--- BEGIN ---

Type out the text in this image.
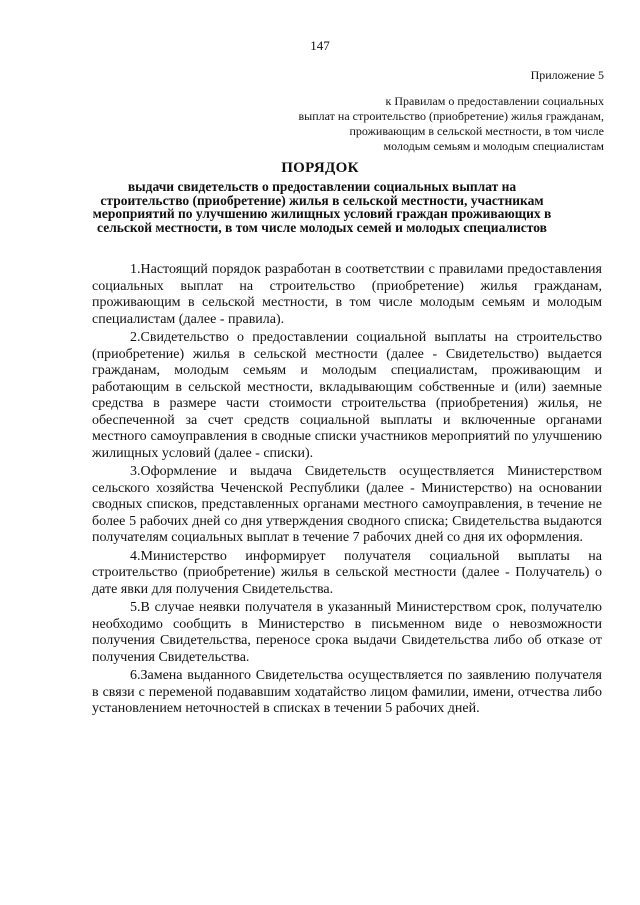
147
Приложение 5
к Правилам о предоставлении социальных
выплат на строительство (приобретение) жилья гражданам,
проживающим в сельской местности, в том числе
молодым семьям и молодым специалистам
ПОРЯДОК
выдачи свидетельств о предоставлении социальных выплат на строительство (приобретение) жилья в сельской местности, участникам мероприятий по улучшению жилищных условий граждан проживающих в сельской местности, в том числе молодых семей и молодых специалистов

1.Настоящий порядок разработан в соответствии с правилами предоставления социальных выплат на строительство (приобретение) жилья гражданам, проживающим в сельской местности, в том числе молодым семьям и молодым специалистам (далее - правила).

2.Свидетельство о предоставлении социальной выплаты на строительство (приобретение) жилья в сельской местности (далее - Свидетельство) выдается гражданам, молодым семьям и молодым специалистам, проживающим и работающим в сельской местности, вкладывающим собственные и (или) заемные средства в размере части стоимости строительства (приобретения) жилья, не обеспеченной за счет средств социальной выплаты и включенные органами местного самоуправления в сводные списки участников мероприятий по улучшению жилищных условий (далее - списки).

3.Оформление и выдача Свидетельств осуществляется Министерством сельского хозяйства Чеченской Республики (далее - Министерство) на основании сводных списков, представленных органами местного самоуправления, в течение не более 5 рабочих дней со дня утверждения сводного списка; Свидетельства выдаются получателям социальных выплат в течение 7 рабочих дней со дня их оформления.

4.Министерство информирует получателя социальной выплаты на строительство (приобретение) жилья в сельской местности (далее - Получатель) о дате явки для получения Свидетельства.

5.В случае неявки получателя в указанный Министерством срок, получателю необходимо сообщить в Министерство в письменном виде о невозможности получения Свидетельства, переносе срока выдачи Свидетельства либо об отказе от получения Свидетельства.

6.Замена выданного Свидетельства осуществляется по заявлению получателя в связи с переменой подававшим ходатайство лицом фамилии, имени, отчества либо установлением неточностей в списках в течении 5 рабочих дней.
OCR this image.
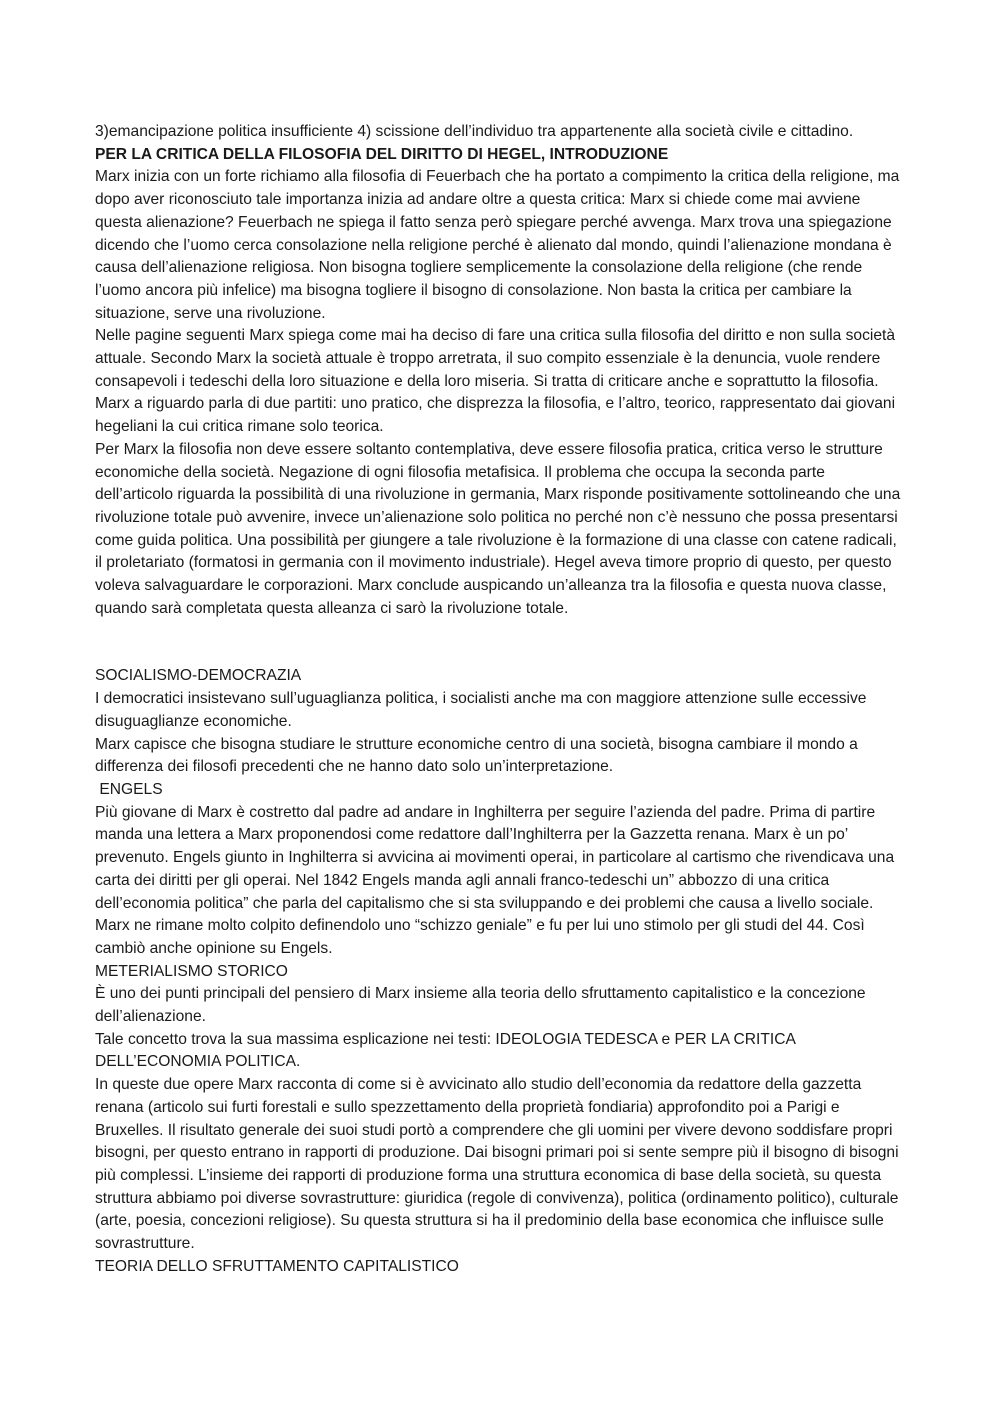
3)emancipazione politica insufficiente 4) scissione dell’individuo tra appartenente alla società civile e cittadino.

PER LA CRITICA DELLA FILOSOFIA DEL DIRITTO DI HEGEL, INTRODUZIONE

Marx inizia con un forte richiamo alla filosofia di Feuerbach che ha portato a compimento la critica della religione, ma dopo aver riconosciuto tale importanza inizia ad andare oltre a questa critica: Marx si chiede come mai avviene questa alienazione? Feuerbach ne spiega il fatto senza però spiegare perché avvenga. Marx trova una spiegazione dicendo che l’uomo cerca consolazione nella religione perché è alienato dal mondo, quindi l’alienazione mondana è causa dell’alienazione religiosa. Non bisogna togliere semplicemente la consolazione della religione (che rende l’uomo ancora più infelice) ma bisogna togliere il bisogno di consolazione. Non basta la critica per cambiare la situazione, serve una rivoluzione.

Nelle pagine seguenti Marx spiega come mai ha deciso di fare una critica sulla filosofia del diritto e non sulla società attuale. Secondo Marx la società attuale è troppo arretrata, il suo compito essenziale è la denuncia, vuole rendere consapevoli i tedeschi della loro situazione e della loro miseria. Si tratta di criticare anche e soprattutto la filosofia. Marx a riguardo parla di due partiti: uno pratico, che disprezza la filosofia, e l’altro, teorico, rappresentato dai giovani hegeliani la cui critica rimane solo teorica.

Per Marx la filosofia non deve essere soltanto contemplativa, deve essere filosofia pratica, critica verso le strutture economiche della società. Negazione di ogni filosofia metafisica. Il problema che occupa la seconda parte dell’articolo riguarda la possibilità di una rivoluzione in germania, Marx risponde positivamente sottolineando che una rivoluzione totale può avvenire, invece un’alienazione solo politica no perché non c’è nessuno che possa presentarsi come guida politica. Una possibilità per giungere a tale rivoluzione è la formazione di una classe con catene radicali, il proletariato (formatosi in germania con il movimento industriale). Hegel aveva timore proprio di questo, per questo voleva salvaguardare le corporazioni. Marx conclude auspicando un’alleanza tra la filosofia e questa nuova classe, quando sarà completata questa alleanza ci sarò la rivoluzione totale.

SOCIALISMO-DEMOCRAZIA

I democratici insistevano sull’uguaglianza politica, i socialisti anche ma con maggiore attenzione sulle eccessive disuguaglianze economiche.

Marx capisce che bisogna studiare le strutture economiche centro di una società, bisogna cambiare il mondo a differenza dei filosofi precedenti che ne hanno dato solo un’interpretazione.

ENGELS

Più giovane di Marx è costretto dal padre ad andare in Inghilterra per seguire l’azienda del padre. Prima di partire manda una lettera a Marx proponendosi come redattore dall’Inghilterra per la Gazzetta renana. Marx è un po’ prevenuto. Engels giunto in Inghilterra si avvicina ai movimenti operai, in particolare al cartismo che rivendicava una carta dei diritti per gli operai. Nel 1842 Engels manda agli annali franco-tedeschi un” abbozzo di una critica dell’economia politica” che parla del capitalismo che si sta sviluppando e dei problemi che causa a livello sociale. Marx ne rimane molto colpito definendolo uno “schizzo geniale” e fu per lui uno stimolo per gli studi del 44. Così cambiò anche opinione su Engels.

METERIALISMO STORICO

È uno dei punti principali del pensiero di Marx insieme alla teoria dello sfruttamento capitalistico e la concezione dell’alienazione.

Tale concetto trova la sua massima esplicazione nei testi: IDEOLOGIA TEDESCA e PER LA CRITICA DELL’ECONOMIA POLITICA.

In queste due opere Marx racconta di come si è avvicinato allo studio dell’economia da redattore della gazzetta renana (articolo sui furti forestali e sullo spezzettamento della proprietà fondiaria) approfondito poi a Parigi e Bruxelles. Il risultato generale dei suoi studi portò a comprendere che gli uomini per vivere devono soddisfare propri bisogni, per questo entrano in rapporti di produzione. Dai bisogni primari poi si sente sempre più il bisogno di bisogni più complessi. L’insieme dei rapporti di produzione forma una struttura economica di base della società, su questa struttura abbiamo poi diverse sovrastrutture: giuridica (regole di convivenza), politica (ordinamento politico), culturale (arte, poesia, concezioni religiose). Su questa struttura si ha il predominio della base economica che influisce sulle sovrastrutture.

TEORIA DELLO SFRUTTAMENTO CAPITALISTICO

--- END ---

Show every line from the entries above in which "числе" appears.

проживающим в сельской местности, в том числе
выдачи свидетельств о предоставлении социальных выплат на строительство (приобретение) жилья в сельской местности, участникам мероприятий по улучшению жилищных условий граждан проживающих в сельской местности, в том числе молодых семей и молодых специалистов
1.Настоящий порядок разработан в соответствии с правилами предоставления социальных выплат на строительство (приобретение) жилья гражданам, проживающим в сельской местности, в том числе молодым семьям и молодым специалистам (далее - правила).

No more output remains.